BEGIN
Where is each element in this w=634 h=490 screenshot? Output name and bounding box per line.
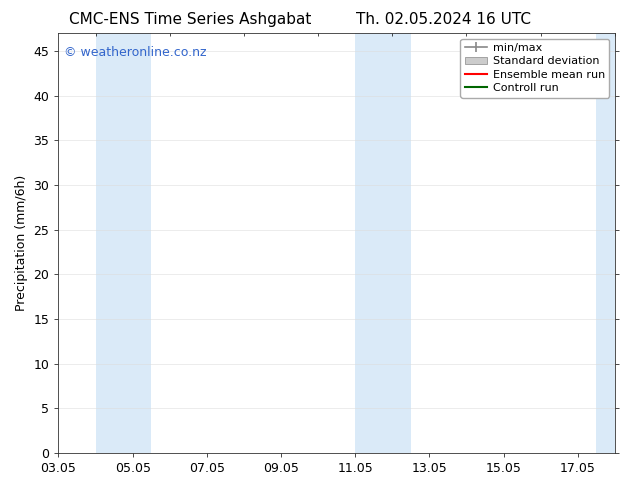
Text: © weatheronline.co.nz: © weatheronline.co.nz [64,46,207,59]
Text: Th. 02.05.2024 16 UTC: Th. 02.05.2024 16 UTC [356,12,531,27]
Y-axis label: Precipitation (mm/6h): Precipitation (mm/6h) [15,175,28,311]
Legend: min/max, Standard deviation, Ensemble mean run, Controll run: min/max, Standard deviation, Ensemble me… [460,39,609,98]
Bar [96,33,151,453]
Bar [597,33,615,453]
Bar [355,33,411,453]
Text: CMC-ENS Time Series Ashgabat: CMC-ENS Time Series Ashgabat [69,12,311,27]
END
• _Job_
Rewrite the entries above, replacing "screenshot" with "image" and keeping everything else the same. Leave the picture out.

• _Solution_
Where is each element in this w=634 h=490 image? Output name and bounding box per line.
Text: © weatheronline.co.nz: © weatheronline.co.nz [64,46,207,59]
Text: Th. 02.05.2024 16 UTC: Th. 02.05.2024 16 UTC [356,12,531,27]
Y-axis label: Precipitation (mm/6h): Precipitation (mm/6h) [15,175,28,311]
Legend: min/max, Standard deviation, Ensemble mean run, Controll run: min/max, Standard deviation, Ensemble me… [460,39,609,98]
Bar [96,33,151,453]
Bar [597,33,615,453]
Bar [355,33,411,453]
Text: CMC-ENS Time Series Ashgabat: CMC-ENS Time Series Ashgabat [69,12,311,27]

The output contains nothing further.